Extracted records

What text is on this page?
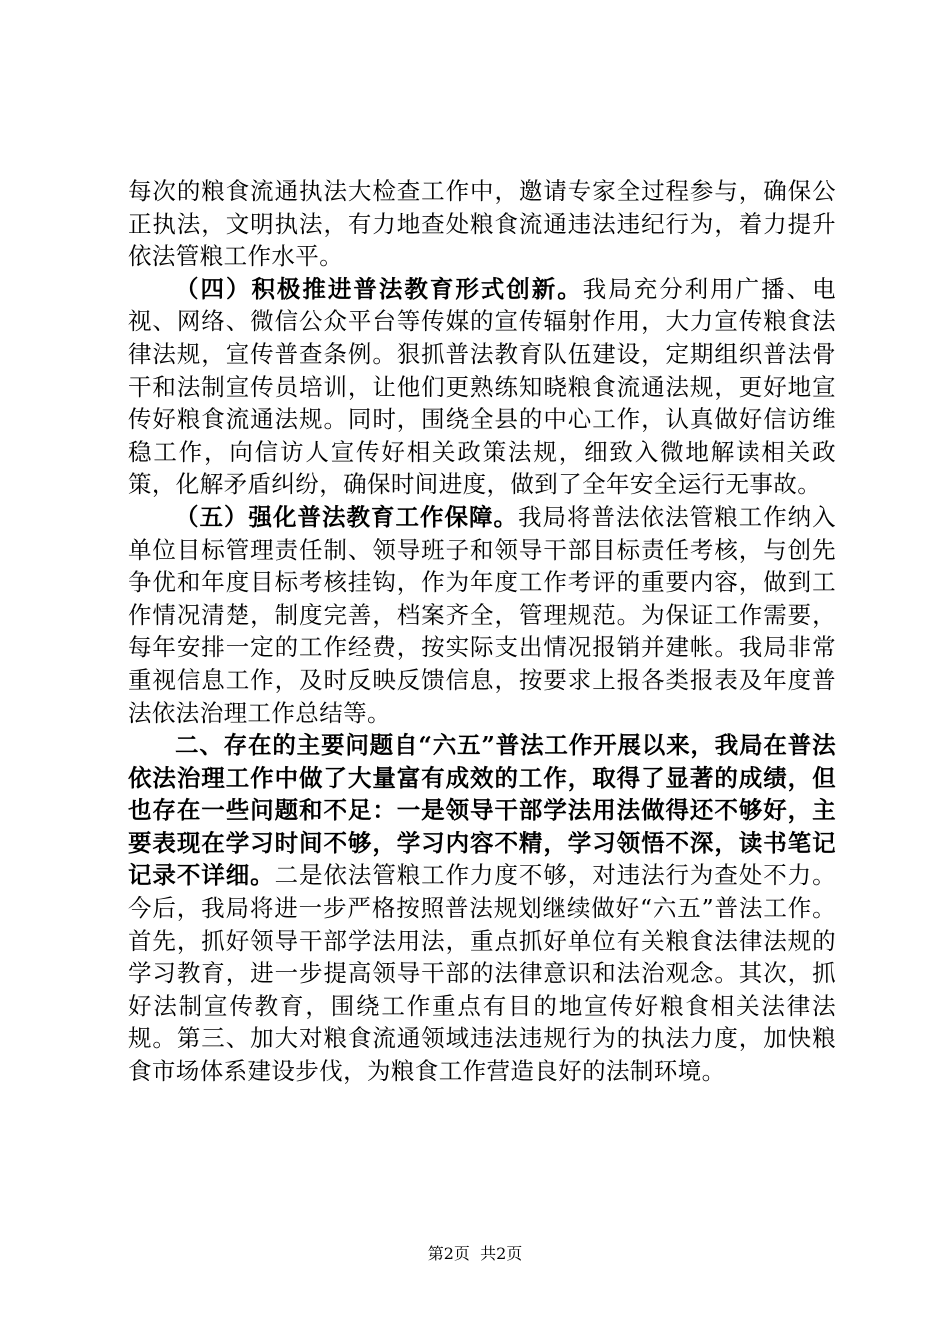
每次的粮食流通执法大检查工作中，邀请专家全过程参与，确保公正执法，文明执法，有力地查处粮食流通违法违纪行为，着力提升依法管粮工作水平。

（四）积极推进普法教育形式创新。我局充分利用广播、电视、网络、微信公众平台等传媒的宣传辐射作用，大力宣传粮食法律法规，宣传普查条例。狠抓普法教育队伍建设，定期组织普法骨干和法制宣传员培训，让他们更熟练知晓粮食流通法规，更好地宣传好粮食流通法规。同时，围绕全县的中心工作，认真做好信访维稳工作，向信访人宣传好相关政策法规，细致入微地解读相关政策，化解矛盾纠纷，确保时间进度，做到了全年安全运行无事故。

（五）强化普法教育工作保障。我局将普法依法管粮工作纳入单位目标管理责任制、领导班子和领导干部目标责任考核，与创先争优和年度目标考核挂钩，作为年度工作考评的重要内容，做到工作情况清楚，制度完善，档案齐全，管理规范。为保证工作需要，每年安排一定的工作经费，按实际支出情况报销并建帐。我局非常重视信息工作，及时反映反馈信息，按要求上报各类报表及年度普法依法治理工作总结等。

二、存在的主要问题自“六五”普法工作开展以来，我局在普法依法治理工作中做了大量富有成效的工作，取得了显著的成绩，但也存在一些问题和不足：一是领导干部学法用法做得还不够好，主要表现在学习时间不够，学习内容不精，学习领悟不深，读书笔记记录不详细。二是依法管粮工作力度不够，对违法行为查处不力。今后，我局将进一步严格按照普法规划继续做好“六五”普法工作。首先，抓好领导干部学法用法，重点抓好单位有关粮食法律法规的学习教育，进一步提高领导干部的法律意识和法治观念。其次，抓好法制宣传教育，围绕工作重点有目的地宣传好粮食相关法律法规。第三、加大对粮食流通领域违法违规行为的执法力度，加快粮食市场体系建设步伐，为粮食工作营造良好的法制环境。

第2页  共2页
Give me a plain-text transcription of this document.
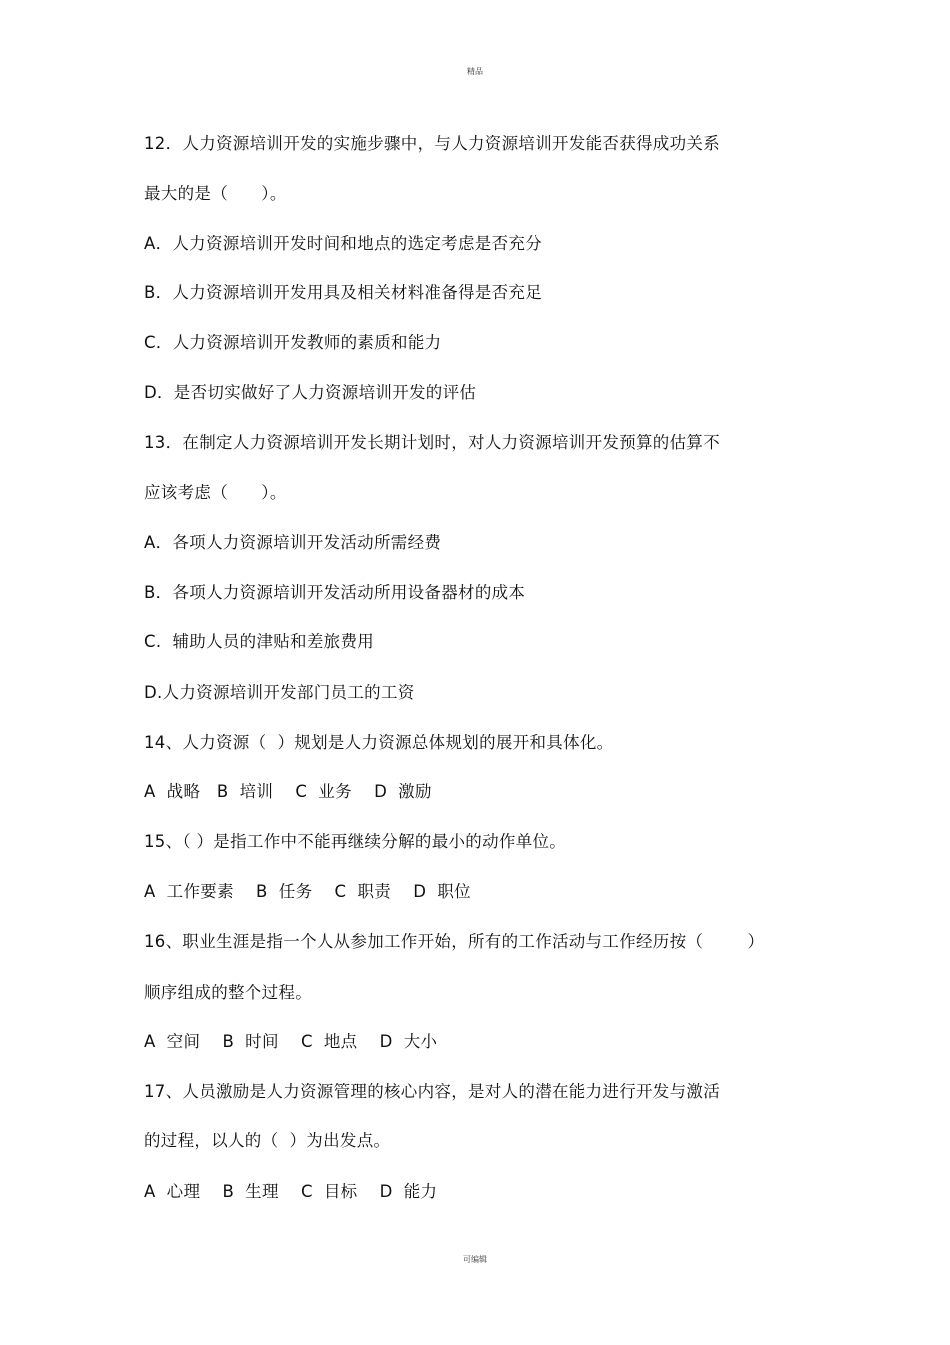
精品
12．人力资源培训开发的实施步骤中，与人力资源培训开发能否获得成功关系
最大的是（      ）。
A．人力资源培训开发时间和地点的选定考虑是否充分
B．人力资源培训开发用具及相关材料准备得是否充足
C．人力资源培训开发教师的素质和能力
D．是否切实做好了人力资源培训开发的评估
13．在制定人力资源培训开发长期计划时，对人力资源培训开发预算的估算不
应该考虑（      ）。
A．各项人力资源培训开发活动所需经费
B．各项人力资源培训开发活动所用设备器材的成本
C.  辅助人员的津贴和差旅费用
D.人力资源培训开发部门员工的工资
14、人力资源（  ）规划是人力资源总体规划的展开和具体化。
A  战略   B  培训    C  业务    D  激励
15、（ ）是指工作中不能再继续分解的最小的动作单位。
A  工作要素    B  任务    C  职责    D  职位
16、职业生涯是指一个人从参加工作开始，所有的工作活动与工作经历按（        ）
顺序组成的整个过程。
A  空间    B  时间    C  地点    D  大小
17、人员激励是人力资源管理的核心内容，是对人的潜在能力进行开发与激活
的过程，以人的（  ）为出发点。
A  心理    B  生理    C  目标    D  能力
可编辑
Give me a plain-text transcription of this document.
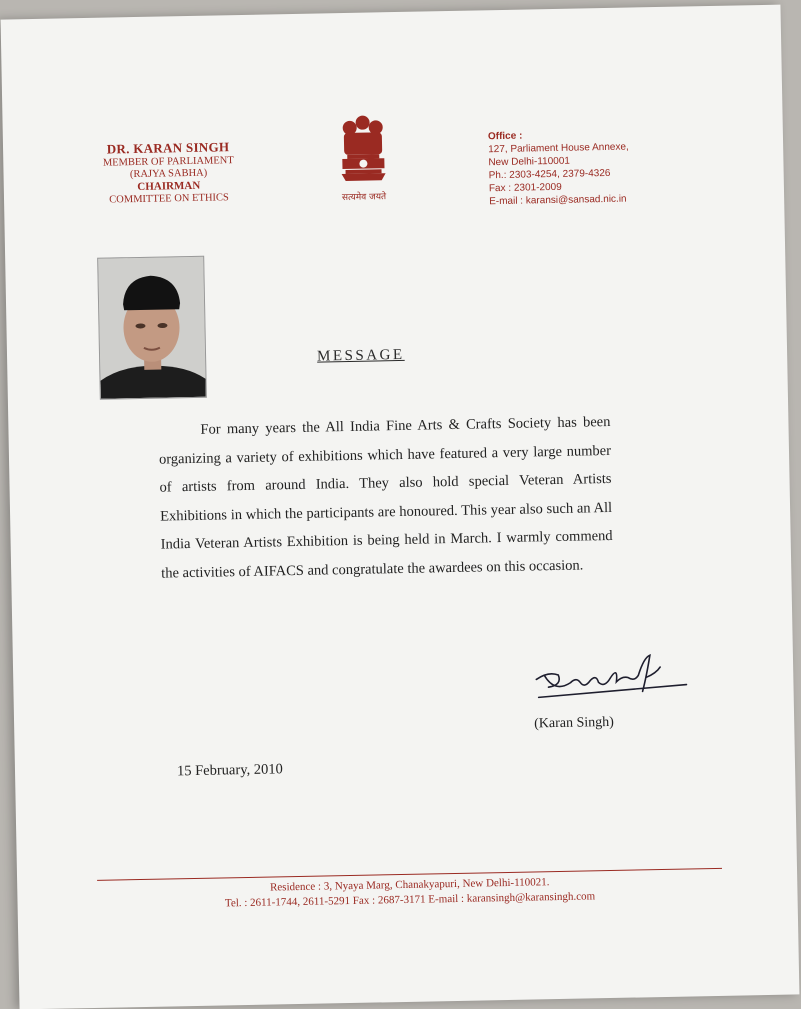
DR. KARAN SINGH
MEMBER OF PARLIAMENT
(RAJYA SABHA)
CHAIRMAN
COMMITTEE ON ETHICS	सत्यमेव जयते
Office :
127, Parliament House Annexe,
New Delhi-110001
Ph.: 2303-4254, 2379-4326
Fax : 2301-2009
E-mail : karansi@sansad.nic.in
MESSAGE
For many years the All India Fine Arts & Crafts Society has been organizing a variety of exhibitions which have featured a very large number of artists from around India. They also hold special Veteran Artists Exhibitions in which the participants are honoured. This year also such an All India Veteran Artists Exhibition is being held in March. I warmly commend the activities of AIFACS and congratulate the awardees on this occasion.
(Karan Singh)
15 February, 2010
Residence : 3, Nyaya Marg, Chanakyapuri, New Delhi-110021.
Tel. : 2611-1744, 2611-5291 Fax : 2687-3171 E-mail : karansingh@karansingh.com
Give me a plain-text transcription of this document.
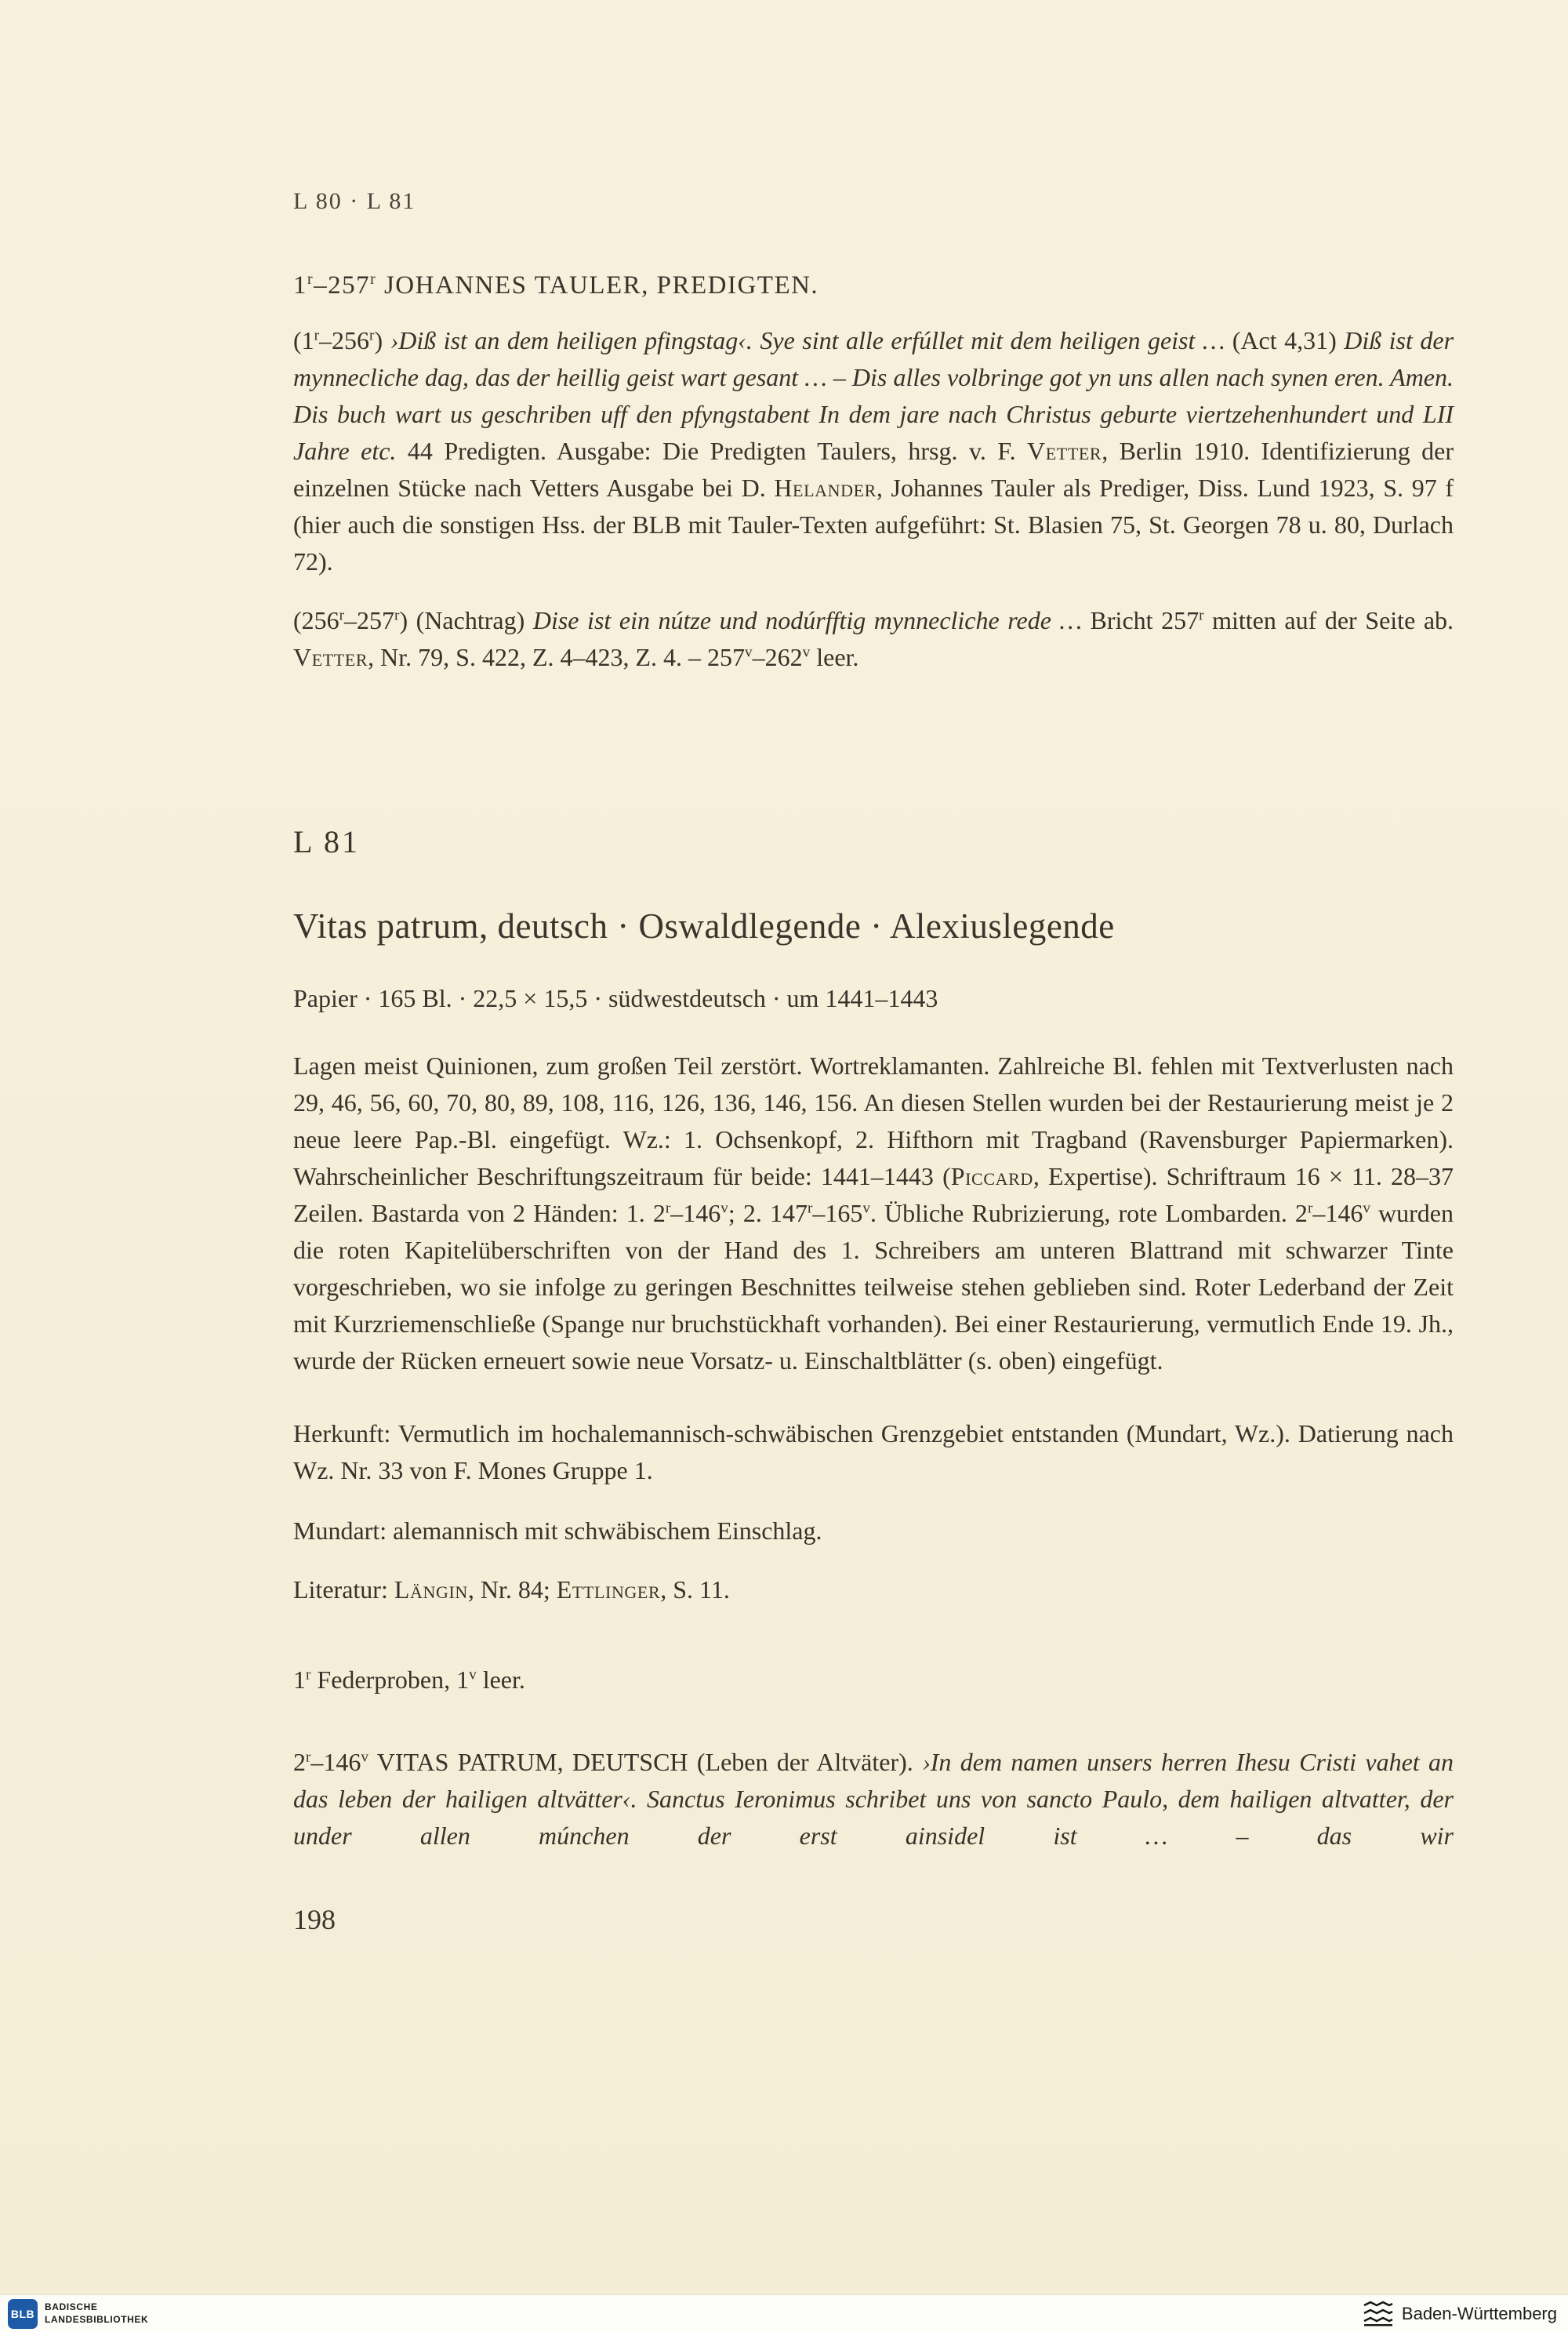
L 80 · L 81
1$^r$–257$^r$ JOHANNES TAULER, PREDIGTEN.

(1$^r$–256$^r$) ›Diß ist an dem heiligen pfingstag‹. Sye sint alle erfúllet mit dem heiligen geist … (Act 4,31) Diß ist der mynnecliche dag, das der heillig geist wart gesant … – Dis alles volbringe got yn uns allen nach synen eren. Amen. Dis buch wart us geschriben uff den pfyngstabent In dem jare nach Christus geburte viertzehenhundert und LII Jahre etc. 44 Predigten. Ausgabe: Die Predigten Taulers, hrsg. v. F. Vetter, Berlin 1910. Identifizierung der einzelnen Stücke nach Vetters Ausgabe bei D. Helander, Johannes Tauler als Prediger, Diss. Lund 1923, S. 97 f (hier auch die sonstigen Hss. der BLB mit Tauler-Texten aufgeführt: St. Blasien 75, St. Georgen 78 u. 80, Durlach 72).

(256$^r$–257$^r$) (Nachtrag) Dise ist ein nútze und nodúrfftig mynnecliche rede … Bricht 257$^r$ mitten auf der Seite ab. Vetter, Nr. 79, S. 422, Z. 4–423, Z. 4. – 257$^v$–262$^v$ leer.

L 81
Vitas patrum, deutsch · Oswaldlegende · Alexiuslegende
Papier · 165 Bl. · 22,5 × 15,5 · südwestdeutsch · um 1441–1443

Lagen meist Quinionen, zum großen Teil zerstört. Wortreklamanten. Zahlreiche Bl. fehlen mit Textverlusten nach 29, 46, 56, 60, 70, 80, 89, 108, 116, 126, 136, 146, 156. An diesen Stellen wurden bei der Restaurierung meist je 2 neue leere Pap.-Bl. eingefügt. Wz.: 1. Ochsenkopf, 2. Hifthorn mit Tragband (Ravensburger Papiermarken). Wahrscheinlicher Beschriftungszeitraum für beide: 1441–1443 (Piccard, Expertise). Schriftraum 16 × 11. 28–37 Zeilen. Bastarda von 2 Händen: 1. 2$^r$–146$^v$; 2. 147$^r$–165$^v$. Übliche Rubrizierung, rote Lombarden. 2$^r$–146$^v$ wurden die roten Kapitelüberschriften von der Hand des 1. Schreibers am unteren Blattrand mit schwarzer Tinte vorgeschrieben, wo sie infolge zu geringen Beschnittes teilweise stehen geblieben sind. Roter Lederband der Zeit mit Kurzriemenschließe (Spange nur bruchstückhaft vorhanden). Bei einer Restaurierung, vermutlich Ende 19. Jh., wurde der Rücken erneuert sowie neue Vorsatz- u. Einschaltblätter (s. oben) eingefügt.

Herkunft: Vermutlich im hochalemannisch-schwäbischen Grenzgebiet entstanden (Mundart, Wz.). Datierung nach Wz. Nr. 33 von F. Mones Gruppe 1.

Mundart: alemannisch mit schwäbischem Einschlag.

Literatur: Längin, Nr. 84; Ettlinger, S. 11.

1$^r$ Federproben, 1$^v$ leer.

2$^r$–146$^v$ VITAS PATRUM, DEUTSCH (Leben der Altväter). ›In dem namen unsers herren Ihesu Cristi vahet an das leben der hailigen altvätter‹. Sanctus Ieronimus schribet uns von sancto Paulo, dem hailigen altvatter, der under allen múnchen der erst ainsidel ist … – das wir

198
BLB
BADISCHE
LANDESBIBLIOTHEK	Baden-Württemberg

[WHAT IS ASKED]
Locate all lines in the listing above with the word "Mundart" and copy them.

[COMPLETE ANSWER]
Herkunft: Vermutlich im hochalemannisch-schwäbischen Grenzgebiet entstanden (Mundart, Wz.). Datierung nach Wz. Nr. 33 von F. Mones Gruppe 1.
Mundart: alemannisch mit schwäbischem Einschlag.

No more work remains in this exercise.